== What is needed ==
Each entry below is to be written out exactly, and the pictures are to be left out.

== Data ==
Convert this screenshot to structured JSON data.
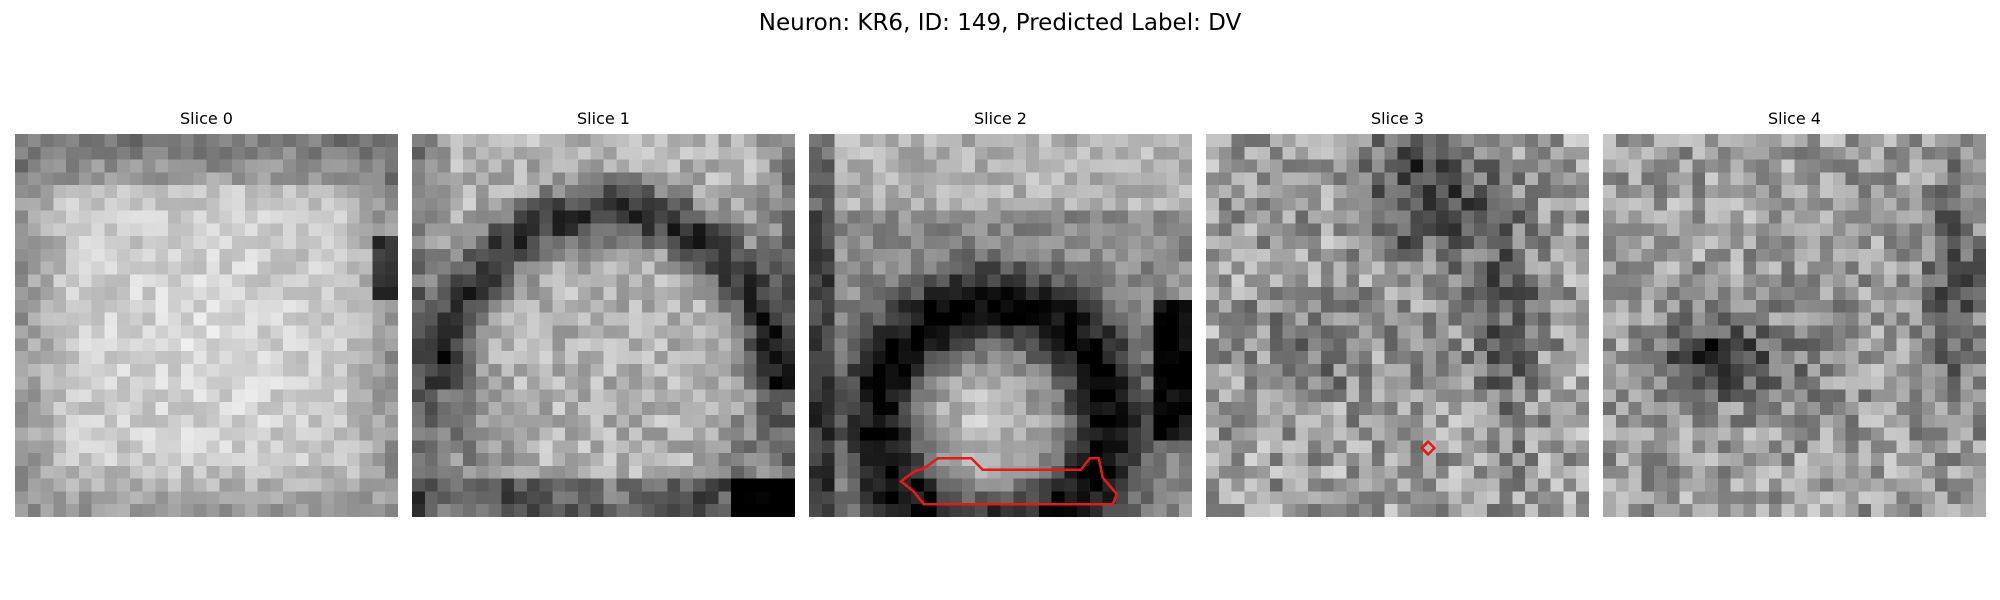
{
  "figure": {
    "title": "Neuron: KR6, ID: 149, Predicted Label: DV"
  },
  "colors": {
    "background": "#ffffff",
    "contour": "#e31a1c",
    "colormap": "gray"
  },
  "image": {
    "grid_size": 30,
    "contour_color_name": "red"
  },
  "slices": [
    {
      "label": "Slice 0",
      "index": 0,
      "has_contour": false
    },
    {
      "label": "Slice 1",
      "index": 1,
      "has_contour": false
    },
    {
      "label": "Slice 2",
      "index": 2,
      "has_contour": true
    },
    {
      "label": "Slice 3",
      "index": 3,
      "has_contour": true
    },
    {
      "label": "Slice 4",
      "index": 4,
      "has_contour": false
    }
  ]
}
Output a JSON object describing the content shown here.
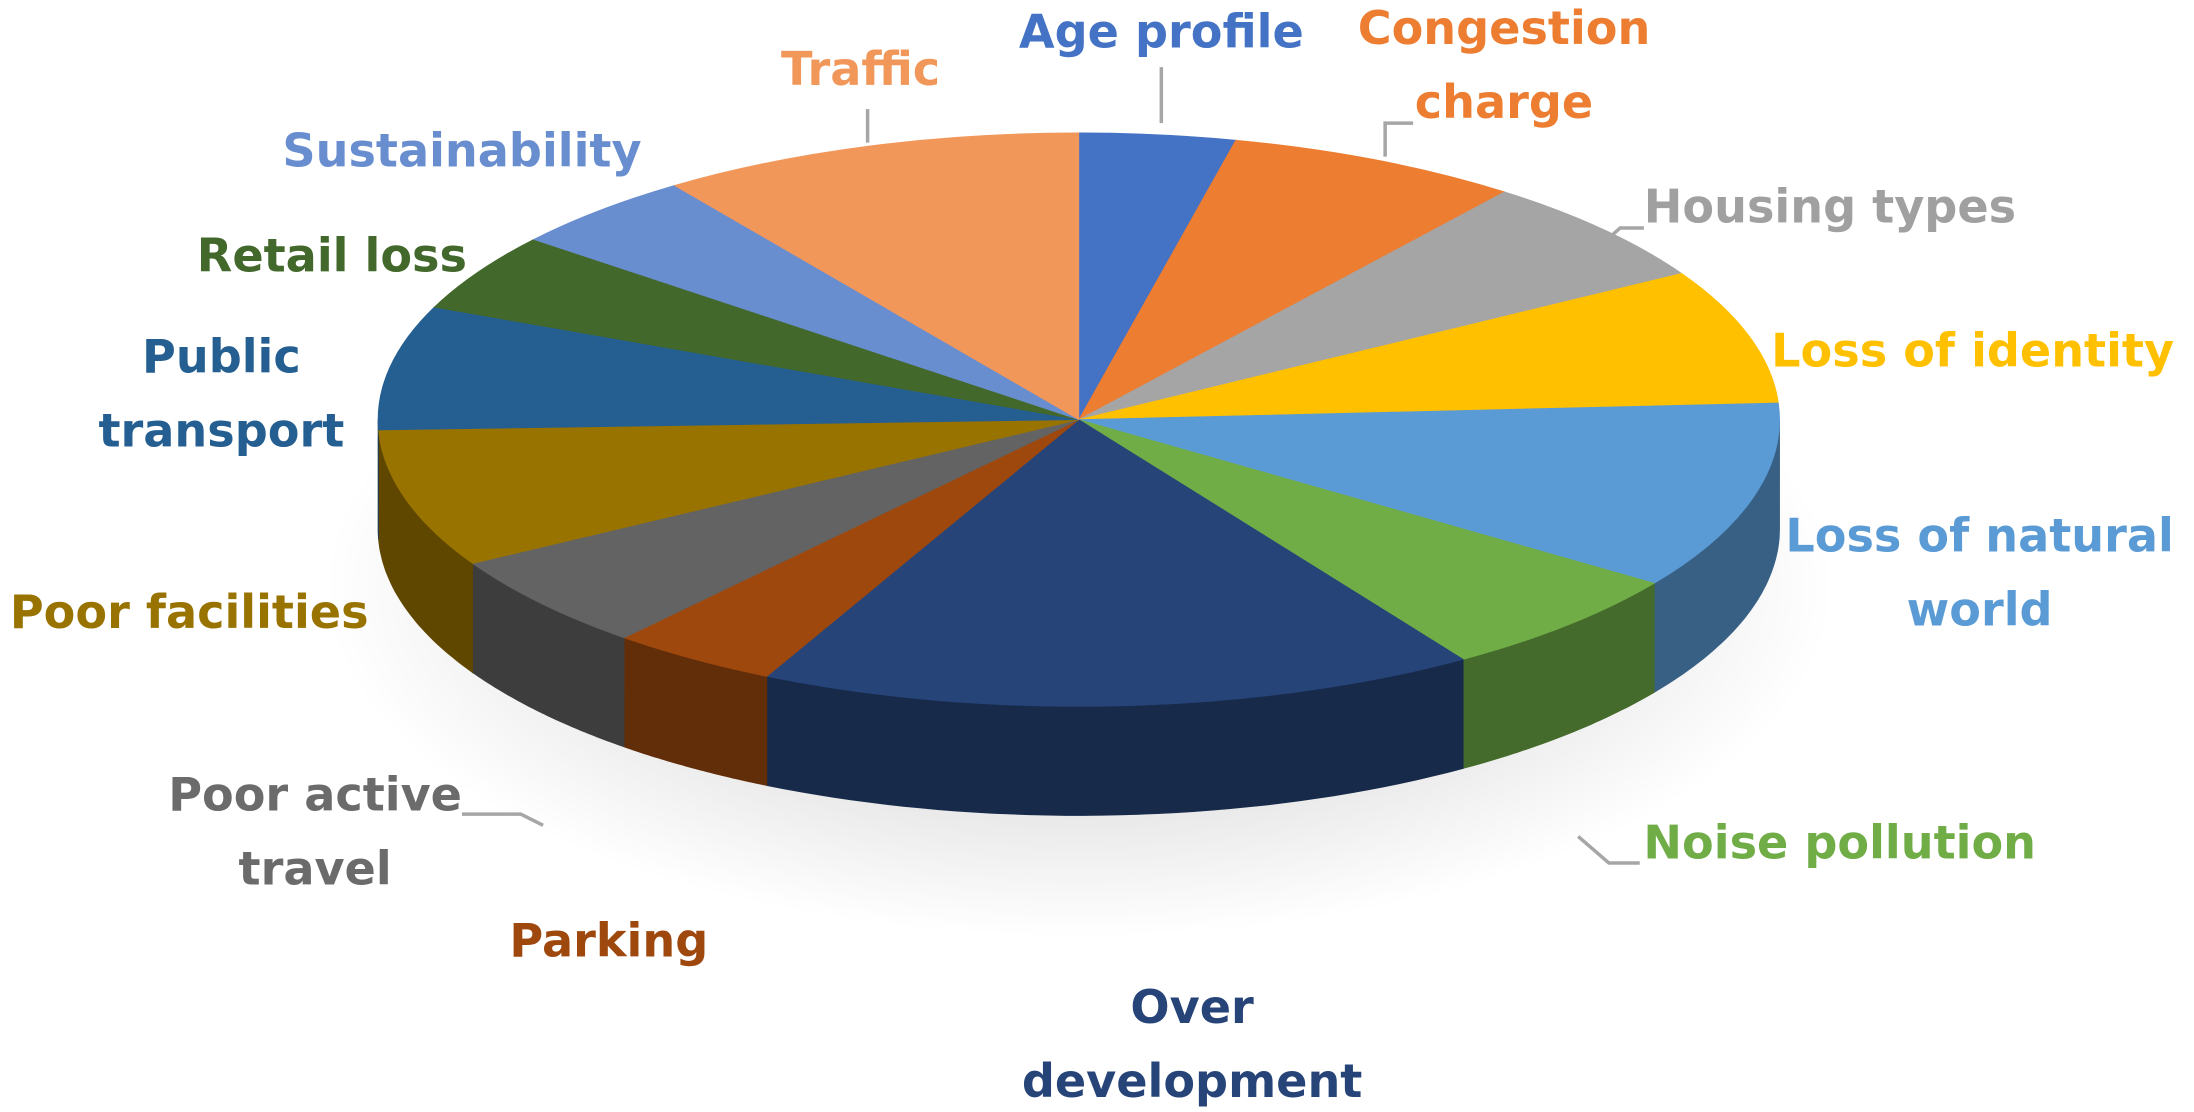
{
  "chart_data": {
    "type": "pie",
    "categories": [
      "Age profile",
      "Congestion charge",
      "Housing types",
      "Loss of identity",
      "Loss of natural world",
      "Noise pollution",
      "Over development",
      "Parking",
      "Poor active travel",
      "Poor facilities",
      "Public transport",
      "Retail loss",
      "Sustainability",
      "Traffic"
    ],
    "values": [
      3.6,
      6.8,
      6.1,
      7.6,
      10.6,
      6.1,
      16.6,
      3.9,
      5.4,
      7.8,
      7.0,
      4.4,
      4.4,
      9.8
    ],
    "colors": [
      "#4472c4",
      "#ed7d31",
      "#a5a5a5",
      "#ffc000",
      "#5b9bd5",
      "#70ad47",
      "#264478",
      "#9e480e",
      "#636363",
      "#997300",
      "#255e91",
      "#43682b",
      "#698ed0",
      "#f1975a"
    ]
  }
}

== Solved exercise ==
Convert this screenshot to structured JSON data.
{
  "figure": {
    "title": "Neuron: KR6, ID: 149, Predicted Label: DV"
  },
  "colors": {
    "background": "#ffffff",
    "contour": "#e31a1c",
    "colormap": "gray"
  },
  "image": {
    "grid_size": 30,
    "contour_color_name": "red"
  },
  "slices": [
    {
      "label": "Slice 0",
      "index": 0,
      "has_contour": false
    },
    {
      "label": "Slice 1",
      "index": 1,
      "has_contour": false
    },
    {
      "label": "Slice 2",
      "index": 2,
      "has_contour": true
    },
    {
      "label": "Slice 3",
      "index": 3,
      "has_contour": true
    },
    {
      "label": "Slice 4",
      "index": 4,
      "has_contour": false
    }
  ]
}
Output a JSON object describing the content shown here.
{
  "chart_data": {
    "type": "pie",
    "categories": [
      "Age profile",
      "Congestion charge",
      "Housing types",
      "Loss of identity",
      "Loss of natural world",
      "Noise pollution",
      "Over development",
      "Parking",
      "Poor active travel",
      "Poor facilities",
      "Public transport",
      "Retail loss",
      "Sustainability",
      "Traffic"
    ],
    "values": [
      3.6,
      6.8,
      6.1,
      7.6,
      10.6,
      6.1,
      16.6,
      3.9,
      5.4,
      7.8,
      7.0,
      4.4,
      4.4,
      9.8
    ],
    "colors": [
      "#4472c4",
      "#ed7d31",
      "#a5a5a5",
      "#ffc000",
      "#5b9bd5",
      "#70ad47",
      "#264478",
      "#9e480e",
      "#636363",
      "#997300",
      "#255e91",
      "#43682b",
      "#698ed0",
      "#f1975a"
    ]
  }
}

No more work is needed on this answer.